• **WRITTEN EXERCISE**:
Type out the records that follow, exactly as given.

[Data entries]

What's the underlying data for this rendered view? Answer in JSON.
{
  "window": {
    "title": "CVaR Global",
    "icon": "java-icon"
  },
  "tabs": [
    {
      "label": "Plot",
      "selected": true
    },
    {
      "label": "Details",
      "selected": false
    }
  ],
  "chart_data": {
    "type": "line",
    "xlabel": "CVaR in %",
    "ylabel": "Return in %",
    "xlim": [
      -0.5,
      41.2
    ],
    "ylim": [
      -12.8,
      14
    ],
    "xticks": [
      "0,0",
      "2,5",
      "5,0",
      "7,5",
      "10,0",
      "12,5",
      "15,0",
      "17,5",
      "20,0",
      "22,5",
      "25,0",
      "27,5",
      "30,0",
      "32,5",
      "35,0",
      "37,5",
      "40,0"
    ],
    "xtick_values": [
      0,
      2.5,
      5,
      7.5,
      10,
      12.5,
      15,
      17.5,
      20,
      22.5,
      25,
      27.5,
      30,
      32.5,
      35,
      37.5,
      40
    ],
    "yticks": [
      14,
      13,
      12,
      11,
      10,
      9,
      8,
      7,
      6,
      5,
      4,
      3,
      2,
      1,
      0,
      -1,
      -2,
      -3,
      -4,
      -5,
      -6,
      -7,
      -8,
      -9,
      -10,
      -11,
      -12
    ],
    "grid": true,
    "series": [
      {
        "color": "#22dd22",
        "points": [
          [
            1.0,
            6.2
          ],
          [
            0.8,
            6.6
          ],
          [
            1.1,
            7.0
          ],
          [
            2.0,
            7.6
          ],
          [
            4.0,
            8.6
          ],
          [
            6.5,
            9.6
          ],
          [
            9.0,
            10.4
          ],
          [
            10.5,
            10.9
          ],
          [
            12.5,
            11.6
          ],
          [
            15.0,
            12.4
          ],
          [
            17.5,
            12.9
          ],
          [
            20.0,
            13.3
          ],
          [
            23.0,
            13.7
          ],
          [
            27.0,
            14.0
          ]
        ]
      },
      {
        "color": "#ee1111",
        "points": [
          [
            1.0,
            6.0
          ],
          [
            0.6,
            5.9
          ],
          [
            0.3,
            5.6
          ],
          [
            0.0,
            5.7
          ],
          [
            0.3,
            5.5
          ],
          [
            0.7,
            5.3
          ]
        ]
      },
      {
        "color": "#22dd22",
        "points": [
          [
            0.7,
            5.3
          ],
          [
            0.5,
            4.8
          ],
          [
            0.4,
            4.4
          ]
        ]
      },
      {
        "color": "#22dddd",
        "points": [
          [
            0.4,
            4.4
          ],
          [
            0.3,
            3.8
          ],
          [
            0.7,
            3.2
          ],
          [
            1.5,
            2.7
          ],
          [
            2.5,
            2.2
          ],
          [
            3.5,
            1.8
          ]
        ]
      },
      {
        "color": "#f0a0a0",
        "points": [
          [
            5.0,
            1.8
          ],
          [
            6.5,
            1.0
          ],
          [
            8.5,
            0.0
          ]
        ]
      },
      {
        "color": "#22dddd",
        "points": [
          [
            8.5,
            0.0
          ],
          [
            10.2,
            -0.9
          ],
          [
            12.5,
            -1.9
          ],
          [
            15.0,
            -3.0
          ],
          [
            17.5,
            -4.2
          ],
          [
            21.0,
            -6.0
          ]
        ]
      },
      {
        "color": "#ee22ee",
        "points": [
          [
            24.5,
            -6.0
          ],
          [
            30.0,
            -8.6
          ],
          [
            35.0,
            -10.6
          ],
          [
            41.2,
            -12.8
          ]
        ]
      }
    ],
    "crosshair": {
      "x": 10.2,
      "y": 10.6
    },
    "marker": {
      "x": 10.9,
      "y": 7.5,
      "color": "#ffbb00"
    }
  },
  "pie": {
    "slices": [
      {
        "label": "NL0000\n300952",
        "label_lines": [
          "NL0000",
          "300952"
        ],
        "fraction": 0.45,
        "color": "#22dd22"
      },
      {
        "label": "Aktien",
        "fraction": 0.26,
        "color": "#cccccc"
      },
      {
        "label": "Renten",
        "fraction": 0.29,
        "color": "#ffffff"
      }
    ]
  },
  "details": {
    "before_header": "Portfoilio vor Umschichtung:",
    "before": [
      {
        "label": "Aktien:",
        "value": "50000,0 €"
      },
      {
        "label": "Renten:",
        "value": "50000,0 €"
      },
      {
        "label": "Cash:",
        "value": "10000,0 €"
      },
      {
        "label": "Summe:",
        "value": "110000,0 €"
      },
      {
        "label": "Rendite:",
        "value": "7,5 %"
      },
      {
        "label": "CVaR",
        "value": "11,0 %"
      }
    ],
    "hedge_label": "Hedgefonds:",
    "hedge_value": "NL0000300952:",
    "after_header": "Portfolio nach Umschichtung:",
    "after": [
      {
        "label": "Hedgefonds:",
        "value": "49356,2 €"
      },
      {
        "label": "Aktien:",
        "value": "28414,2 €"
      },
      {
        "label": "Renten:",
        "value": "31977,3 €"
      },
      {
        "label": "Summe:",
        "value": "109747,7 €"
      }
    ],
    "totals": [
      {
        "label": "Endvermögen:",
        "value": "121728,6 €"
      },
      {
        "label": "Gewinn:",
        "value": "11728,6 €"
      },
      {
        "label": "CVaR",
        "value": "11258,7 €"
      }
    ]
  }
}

• **TASK OUTPUT**:
What's the underlying data for this rendered view? Answer in JSON.
{
  "window": {
    "title": "CVaR Global",
    "icon": "java-icon"
  },
  "tabs": [
    {
      "label": "Plot",
      "selected": true
    },
    {
      "label": "Details",
      "selected": false
    }
  ],
  "chart_data": {
    "type": "line",
    "xlabel": "CVaR in %",
    "ylabel": "Return in %",
    "xlim": [
      -0.5,
      41.2
    ],
    "ylim": [
      -12.8,
      14
    ],
    "xticks": [
      "0,0",
      "2,5",
      "5,0",
      "7,5",
      "10,0",
      "12,5",
      "15,0",
      "17,5",
      "20,0",
      "22,5",
      "25,0",
      "27,5",
      "30,0",
      "32,5",
      "35,0",
      "37,5",
      "40,0"
    ],
    "xtick_values": [
      0,
      2.5,
      5,
      7.5,
      10,
      12.5,
      15,
      17.5,
      20,
      22.5,
      25,
      27.5,
      30,
      32.5,
      35,
      37.5,
      40
    ],
    "yticks": [
      14,
      13,
      12,
      11,
      10,
      9,
      8,
      7,
      6,
      5,
      4,
      3,
      2,
      1,
      0,
      -1,
      -2,
      -3,
      -4,
      -5,
      -6,
      -7,
      -8,
      -9,
      -10,
      -11,
      -12
    ],
    "grid": true,
    "series": [
      {
        "color": "#22dd22",
        "points": [
          [
            1.0,
            6.2
          ],
          [
            0.8,
            6.6
          ],
          [
            1.1,
            7.0
          ],
          [
            2.0,
            7.6
          ],
          [
            4.0,
            8.6
          ],
          [
            6.5,
            9.6
          ],
          [
            9.0,
            10.4
          ],
          [
            10.5,
            10.9
          ],
          [
            12.5,
            11.6
          ],
          [
            15.0,
            12.4
          ],
          [
            17.5,
            12.9
          ],
          [
            20.0,
            13.3
          ],
          [
            23.0,
            13.7
          ],
          [
            27.0,
            14.0
          ]
        ]
      },
      {
        "color": "#ee1111",
        "points": [
          [
            1.0,
            6.0
          ],
          [
            0.6,
            5.9
          ],
          [
            0.3,
            5.6
          ],
          [
            0.0,
            5.7
          ],
          [
            0.3,
            5.5
          ],
          [
            0.7,
            5.3
          ]
        ]
      },
      {
        "color": "#22dd22",
        "points": [
          [
            0.7,
            5.3
          ],
          [
            0.5,
            4.8
          ],
          [
            0.4,
            4.4
          ]
        ]
      },
      {
        "color": "#22dddd",
        "points": [
          [
            0.4,
            4.4
          ],
          [
            0.3,
            3.8
          ],
          [
            0.7,
            3.2
          ],
          [
            1.5,
            2.7
          ],
          [
            2.5,
            2.2
          ],
          [
            3.5,
            1.8
          ]
        ]
      },
      {
        "color": "#f0a0a0",
        "points": [
          [
            5.0,
            1.8
          ],
          [
            6.5,
            1.0
          ],
          [
            8.5,
            0.0
          ]
        ]
      },
      {
        "color": "#22dddd",
        "points": [
          [
            8.5,
            0.0
          ],
          [
            10.2,
            -0.9
          ],
          [
            12.5,
            -1.9
          ],
          [
            15.0,
            -3.0
          ],
          [
            17.5,
            -4.2
          ],
          [
            21.0,
            -6.0
          ]
        ]
      },
      {
        "color": "#ee22ee",
        "points": [
          [
            24.5,
            -6.0
          ],
          [
            30.0,
            -8.6
          ],
          [
            35.0,
            -10.6
          ],
          [
            41.2,
            -12.8
          ]
        ]
      }
    ],
    "crosshair": {
      "x": 10.2,
      "y": 10.6
    },
    "marker": {
      "x": 10.9,
      "y": 7.5,
      "color": "#ffbb00"
    }
  },
  "pie": {
    "slices": [
      {
        "label": "NL0000\n300952",
        "label_lines": [
          "NL0000",
          "300952"
        ],
        "fraction": 0.45,
        "color": "#22dd22"
      },
      {
        "label": "Aktien",
        "fraction": 0.26,
        "color": "#cccccc"
      },
      {
        "label": "Renten",
        "fraction": 0.29,
        "color": "#ffffff"
      }
    ]
  },
  "details": {
    "before_header": "Portfoilio vor Umschichtung:",
    "before": [
      {
        "label": "Aktien:",
        "value": "50000,0 €"
      },
      {
        "label": "Renten:",
        "value": "50000,0 €"
      },
      {
        "label": "Cash:",
        "value": "10000,0 €"
      },
      {
        "label": "Summe:",
        "value": "110000,0 €"
      },
      {
        "label": "Rendite:",
        "value": "7,5 %"
      },
      {
        "label": "CVaR",
        "value": "11,0 %"
      }
    ],
    "hedge_label": "Hedgefonds:",
    "hedge_value": "NL0000300952:",
    "after_header": "Portfolio nach Umschichtung:",
    "after": [
      {
        "label": "Hedgefonds:",
        "value": "49356,2 €"
      },
      {
        "label": "Aktien:",
        "value": "28414,2 €"
      },
      {
        "label": "Renten:",
        "value": "31977,3 €"
      },
      {
        "label": "Summe:",
        "value": "109747,7 €"
      }
    ],
    "totals": [
      {
        "label": "Endvermögen:",
        "value": "121728,6 €"
      },
      {
        "label": "Gewinn:",
        "value": "11728,6 €"
      },
      {
        "label": "CVaR",
        "value": "11258,7 €"
      }
    ]
  }
}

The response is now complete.